---------- Input records
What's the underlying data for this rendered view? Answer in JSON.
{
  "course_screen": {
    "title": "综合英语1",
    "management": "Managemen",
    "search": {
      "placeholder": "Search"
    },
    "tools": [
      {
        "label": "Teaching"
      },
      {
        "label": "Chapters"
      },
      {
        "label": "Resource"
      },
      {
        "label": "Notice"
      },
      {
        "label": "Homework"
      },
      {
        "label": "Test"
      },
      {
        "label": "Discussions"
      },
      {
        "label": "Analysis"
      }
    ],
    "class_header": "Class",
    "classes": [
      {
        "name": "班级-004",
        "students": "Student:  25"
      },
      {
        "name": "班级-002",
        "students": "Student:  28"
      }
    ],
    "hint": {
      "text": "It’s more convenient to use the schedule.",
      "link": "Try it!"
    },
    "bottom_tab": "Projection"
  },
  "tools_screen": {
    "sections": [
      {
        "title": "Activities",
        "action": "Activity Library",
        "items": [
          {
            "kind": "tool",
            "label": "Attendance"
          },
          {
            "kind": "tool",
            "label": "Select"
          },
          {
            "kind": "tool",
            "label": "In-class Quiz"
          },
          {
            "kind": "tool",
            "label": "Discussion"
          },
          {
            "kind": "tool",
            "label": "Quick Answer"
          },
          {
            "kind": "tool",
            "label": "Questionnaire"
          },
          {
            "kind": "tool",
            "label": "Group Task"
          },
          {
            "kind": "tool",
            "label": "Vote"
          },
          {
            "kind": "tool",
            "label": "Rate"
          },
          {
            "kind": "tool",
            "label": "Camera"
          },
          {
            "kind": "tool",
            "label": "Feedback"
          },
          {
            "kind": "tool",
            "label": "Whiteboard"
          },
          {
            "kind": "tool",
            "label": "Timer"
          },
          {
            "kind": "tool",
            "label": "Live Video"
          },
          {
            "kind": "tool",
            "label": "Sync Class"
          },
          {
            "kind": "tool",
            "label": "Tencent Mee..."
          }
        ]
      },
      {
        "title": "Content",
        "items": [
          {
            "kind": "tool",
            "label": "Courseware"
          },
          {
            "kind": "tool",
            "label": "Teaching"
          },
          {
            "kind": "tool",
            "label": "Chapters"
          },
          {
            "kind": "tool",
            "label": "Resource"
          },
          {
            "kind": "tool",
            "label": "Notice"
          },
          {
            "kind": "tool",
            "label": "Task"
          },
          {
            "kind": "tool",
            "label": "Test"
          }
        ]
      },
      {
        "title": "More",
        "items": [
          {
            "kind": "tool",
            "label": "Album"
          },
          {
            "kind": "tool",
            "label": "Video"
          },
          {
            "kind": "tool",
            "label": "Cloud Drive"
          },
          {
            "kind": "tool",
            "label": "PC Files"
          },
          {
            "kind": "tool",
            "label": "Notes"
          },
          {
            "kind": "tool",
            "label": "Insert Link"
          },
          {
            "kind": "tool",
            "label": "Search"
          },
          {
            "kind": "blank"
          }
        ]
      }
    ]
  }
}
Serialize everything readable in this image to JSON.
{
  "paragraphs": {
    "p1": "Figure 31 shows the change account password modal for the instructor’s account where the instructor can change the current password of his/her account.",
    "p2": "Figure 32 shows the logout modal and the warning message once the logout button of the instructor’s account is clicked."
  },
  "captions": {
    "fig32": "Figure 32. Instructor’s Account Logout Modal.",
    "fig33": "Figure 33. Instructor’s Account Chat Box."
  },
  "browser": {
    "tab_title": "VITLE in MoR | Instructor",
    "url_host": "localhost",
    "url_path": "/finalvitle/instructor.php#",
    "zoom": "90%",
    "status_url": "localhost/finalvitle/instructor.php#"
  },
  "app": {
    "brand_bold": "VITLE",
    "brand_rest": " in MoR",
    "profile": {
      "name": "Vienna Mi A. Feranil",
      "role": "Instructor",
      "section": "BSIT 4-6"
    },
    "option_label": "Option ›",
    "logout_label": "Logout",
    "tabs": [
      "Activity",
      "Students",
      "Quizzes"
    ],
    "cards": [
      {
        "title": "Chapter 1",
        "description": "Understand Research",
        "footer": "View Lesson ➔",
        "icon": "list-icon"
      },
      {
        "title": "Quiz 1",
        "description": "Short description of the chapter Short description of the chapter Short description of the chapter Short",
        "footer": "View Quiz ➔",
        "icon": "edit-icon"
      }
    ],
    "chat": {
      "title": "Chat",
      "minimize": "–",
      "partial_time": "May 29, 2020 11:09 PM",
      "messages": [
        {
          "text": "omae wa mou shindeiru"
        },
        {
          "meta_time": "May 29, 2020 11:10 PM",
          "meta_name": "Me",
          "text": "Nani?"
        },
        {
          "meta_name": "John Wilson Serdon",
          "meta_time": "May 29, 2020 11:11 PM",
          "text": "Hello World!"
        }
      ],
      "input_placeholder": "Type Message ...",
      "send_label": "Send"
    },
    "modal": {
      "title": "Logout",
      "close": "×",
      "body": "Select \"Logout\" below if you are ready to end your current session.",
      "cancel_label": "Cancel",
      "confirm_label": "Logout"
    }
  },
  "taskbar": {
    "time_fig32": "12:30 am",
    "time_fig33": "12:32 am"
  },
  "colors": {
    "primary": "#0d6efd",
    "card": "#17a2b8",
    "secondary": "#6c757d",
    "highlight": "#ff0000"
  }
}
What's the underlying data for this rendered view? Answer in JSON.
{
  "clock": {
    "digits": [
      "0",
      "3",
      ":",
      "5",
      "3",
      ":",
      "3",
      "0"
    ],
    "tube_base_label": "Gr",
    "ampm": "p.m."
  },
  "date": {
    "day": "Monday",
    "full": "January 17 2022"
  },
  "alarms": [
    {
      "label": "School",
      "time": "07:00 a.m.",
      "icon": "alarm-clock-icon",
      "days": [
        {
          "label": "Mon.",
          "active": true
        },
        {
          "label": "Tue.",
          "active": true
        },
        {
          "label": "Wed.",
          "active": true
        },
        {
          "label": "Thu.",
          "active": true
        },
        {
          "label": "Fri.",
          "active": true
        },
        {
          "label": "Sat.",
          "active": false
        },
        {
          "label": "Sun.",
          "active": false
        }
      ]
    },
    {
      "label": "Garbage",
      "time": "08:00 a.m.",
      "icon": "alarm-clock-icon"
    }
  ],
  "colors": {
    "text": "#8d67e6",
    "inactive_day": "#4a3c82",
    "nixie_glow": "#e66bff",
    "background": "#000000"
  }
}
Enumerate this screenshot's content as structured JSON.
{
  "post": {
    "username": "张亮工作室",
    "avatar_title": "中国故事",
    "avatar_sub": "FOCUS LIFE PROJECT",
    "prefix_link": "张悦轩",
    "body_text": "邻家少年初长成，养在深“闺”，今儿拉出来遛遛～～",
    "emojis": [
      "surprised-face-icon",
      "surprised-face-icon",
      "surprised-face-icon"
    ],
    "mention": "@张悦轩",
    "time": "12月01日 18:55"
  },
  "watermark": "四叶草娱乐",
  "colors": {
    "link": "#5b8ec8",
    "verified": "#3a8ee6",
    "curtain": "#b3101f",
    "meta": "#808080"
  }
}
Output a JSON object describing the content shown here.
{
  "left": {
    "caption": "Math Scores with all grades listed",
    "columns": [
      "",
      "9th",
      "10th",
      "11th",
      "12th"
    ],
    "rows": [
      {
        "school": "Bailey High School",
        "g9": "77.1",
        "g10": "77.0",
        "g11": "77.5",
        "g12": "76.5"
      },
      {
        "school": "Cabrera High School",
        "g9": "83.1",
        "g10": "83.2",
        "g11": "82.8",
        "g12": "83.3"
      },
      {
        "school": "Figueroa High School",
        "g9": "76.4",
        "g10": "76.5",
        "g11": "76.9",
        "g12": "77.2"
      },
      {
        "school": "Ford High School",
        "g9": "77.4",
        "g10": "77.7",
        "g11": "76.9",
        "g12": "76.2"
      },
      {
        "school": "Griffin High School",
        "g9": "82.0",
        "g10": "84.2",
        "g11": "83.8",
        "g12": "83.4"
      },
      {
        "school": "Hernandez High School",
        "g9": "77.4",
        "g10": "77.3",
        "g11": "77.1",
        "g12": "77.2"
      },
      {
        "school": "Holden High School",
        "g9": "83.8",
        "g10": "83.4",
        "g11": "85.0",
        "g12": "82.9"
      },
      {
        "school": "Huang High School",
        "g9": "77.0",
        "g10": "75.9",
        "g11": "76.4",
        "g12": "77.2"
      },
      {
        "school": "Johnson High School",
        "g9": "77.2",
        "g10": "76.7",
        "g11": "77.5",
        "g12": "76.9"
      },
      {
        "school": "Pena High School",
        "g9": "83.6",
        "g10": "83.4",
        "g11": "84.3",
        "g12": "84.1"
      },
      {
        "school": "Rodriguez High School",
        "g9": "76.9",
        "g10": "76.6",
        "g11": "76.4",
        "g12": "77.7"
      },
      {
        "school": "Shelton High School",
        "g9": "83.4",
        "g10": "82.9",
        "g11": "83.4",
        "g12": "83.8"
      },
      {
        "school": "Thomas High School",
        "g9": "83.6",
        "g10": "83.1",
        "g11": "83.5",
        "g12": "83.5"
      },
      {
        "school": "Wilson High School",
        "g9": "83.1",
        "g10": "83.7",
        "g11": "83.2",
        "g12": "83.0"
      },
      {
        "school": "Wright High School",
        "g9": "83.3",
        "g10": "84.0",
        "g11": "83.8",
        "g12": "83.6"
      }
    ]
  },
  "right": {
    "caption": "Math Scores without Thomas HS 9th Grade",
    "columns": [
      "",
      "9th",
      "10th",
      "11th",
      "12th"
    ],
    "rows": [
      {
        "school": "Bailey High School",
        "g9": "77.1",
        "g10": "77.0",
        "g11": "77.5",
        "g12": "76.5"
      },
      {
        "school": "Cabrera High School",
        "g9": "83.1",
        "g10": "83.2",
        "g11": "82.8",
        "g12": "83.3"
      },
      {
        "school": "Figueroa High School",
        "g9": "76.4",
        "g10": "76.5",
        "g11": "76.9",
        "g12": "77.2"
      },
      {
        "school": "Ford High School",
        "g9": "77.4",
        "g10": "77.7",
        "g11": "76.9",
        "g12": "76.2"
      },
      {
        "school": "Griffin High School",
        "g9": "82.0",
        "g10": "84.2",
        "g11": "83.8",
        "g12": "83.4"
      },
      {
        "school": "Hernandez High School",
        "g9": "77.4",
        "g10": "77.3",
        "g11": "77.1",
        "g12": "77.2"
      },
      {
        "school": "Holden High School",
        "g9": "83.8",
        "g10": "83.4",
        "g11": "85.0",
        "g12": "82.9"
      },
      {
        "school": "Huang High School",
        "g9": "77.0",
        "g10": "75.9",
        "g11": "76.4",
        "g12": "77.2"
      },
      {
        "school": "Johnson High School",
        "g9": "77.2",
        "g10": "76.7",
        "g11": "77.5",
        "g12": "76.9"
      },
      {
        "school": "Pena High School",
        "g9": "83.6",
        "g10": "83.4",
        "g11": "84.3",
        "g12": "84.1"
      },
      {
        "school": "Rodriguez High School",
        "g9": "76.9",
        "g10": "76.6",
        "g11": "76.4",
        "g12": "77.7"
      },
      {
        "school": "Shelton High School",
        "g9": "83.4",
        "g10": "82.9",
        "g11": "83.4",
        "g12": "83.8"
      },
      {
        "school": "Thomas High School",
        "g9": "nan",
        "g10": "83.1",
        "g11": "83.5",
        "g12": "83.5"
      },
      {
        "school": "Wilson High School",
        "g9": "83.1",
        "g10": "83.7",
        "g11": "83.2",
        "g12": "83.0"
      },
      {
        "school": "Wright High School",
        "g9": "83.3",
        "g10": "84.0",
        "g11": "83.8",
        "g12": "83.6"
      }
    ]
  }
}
--------------------
§ Aim of the task
State how many lines of the material contain the string "clock", with no other words.

§ Written solution
3